Dataset listings of figures
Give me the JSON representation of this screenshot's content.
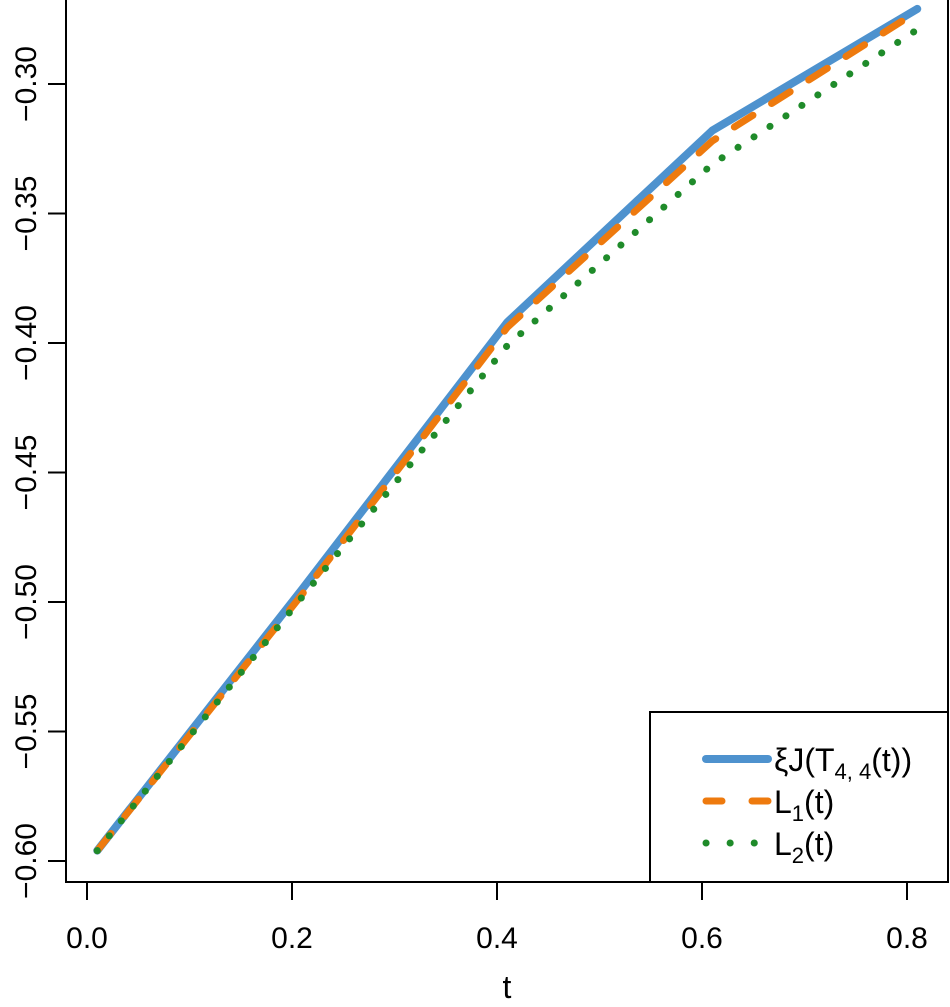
{
  "chart_data": {
    "type": "line",
    "title": "",
    "xlabel": "t",
    "ylabel": "",
    "xlim": [
      -0.011,
      0.83
    ],
    "ylim": [
      -0.609,
      -0.288
    ],
    "x_ticks": [
      "0.0",
      "0.2",
      "0.4",
      "0.6",
      "0.8"
    ],
    "y_ticks": [
      "-0.60",
      "-0.55",
      "-0.50",
      "-0.45",
      "-0.40",
      "-0.35",
      "-0.30"
    ],
    "grid": false,
    "legend_position": "bottom-right",
    "x": [
      0.01,
      0.21,
      0.41,
      0.61,
      0.81
    ],
    "series": [
      {
        "name": "ξJ(T4,4(t))",
        "label_main": "ξJ(T",
        "label_sub": "4, 4",
        "label_tail": "(t))",
        "style": "solid",
        "color": "#4E92CE",
        "values": [
          -0.596,
          -0.495,
          -0.392,
          -0.318,
          -0.271
        ]
      },
      {
        "name": "L1(t)",
        "label_main": "L",
        "label_sub": "1",
        "label_tail": "(t)",
        "style": "dashed",
        "color": "#EE7A0E",
        "values": [
          -0.596,
          -0.497,
          -0.394,
          -0.322,
          -0.272
        ]
      },
      {
        "name": "L2(t)",
        "label_main": "L",
        "label_sub": "2",
        "label_tail": "(t)",
        "style": "dotted",
        "color": "#1F8B2A",
        "values": [
          -0.596,
          -0.498,
          -0.401,
          -0.331,
          -0.279
        ]
      }
    ]
  }
}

[Required work] Without including any pictures, reproduce the listing exactly.

[Completed task]
Give me the JSON representation of this screenshot's content.
{
  "chart_data": {
    "type": "line",
    "title": "",
    "xlabel": "t",
    "ylabel": "",
    "xlim": [
      -0.011,
      0.83
    ],
    "ylim": [
      -0.609,
      -0.288
    ],
    "x_ticks": [
      "0.0",
      "0.2",
      "0.4",
      "0.6",
      "0.8"
    ],
    "y_ticks": [
      "-0.60",
      "-0.55",
      "-0.50",
      "-0.45",
      "-0.40",
      "-0.35",
      "-0.30"
    ],
    "grid": false,
    "legend_position": "bottom-right",
    "x": [
      0.01,
      0.21,
      0.41,
      0.61,
      0.81
    ],
    "series": [
      {
        "name": "ξJ(T4,4(t))",
        "label_main": "ξJ(T",
        "label_sub": "4, 4",
        "label_tail": "(t))",
        "style": "solid",
        "color": "#4E92CE",
        "values": [
          -0.596,
          -0.495,
          -0.392,
          -0.318,
          -0.271
        ]
      },
      {
        "name": "L1(t)",
        "label_main": "L",
        "label_sub": "1",
        "label_tail": "(t)",
        "style": "dashed",
        "color": "#EE7A0E",
        "values": [
          -0.596,
          -0.497,
          -0.394,
          -0.322,
          -0.272
        ]
      },
      {
        "name": "L2(t)",
        "label_main": "L",
        "label_sub": "2",
        "label_tail": "(t)",
        "style": "dotted",
        "color": "#1F8B2A",
        "values": [
          -0.596,
          -0.498,
          -0.401,
          -0.331,
          -0.279
        ]
      }
    ]
  }
}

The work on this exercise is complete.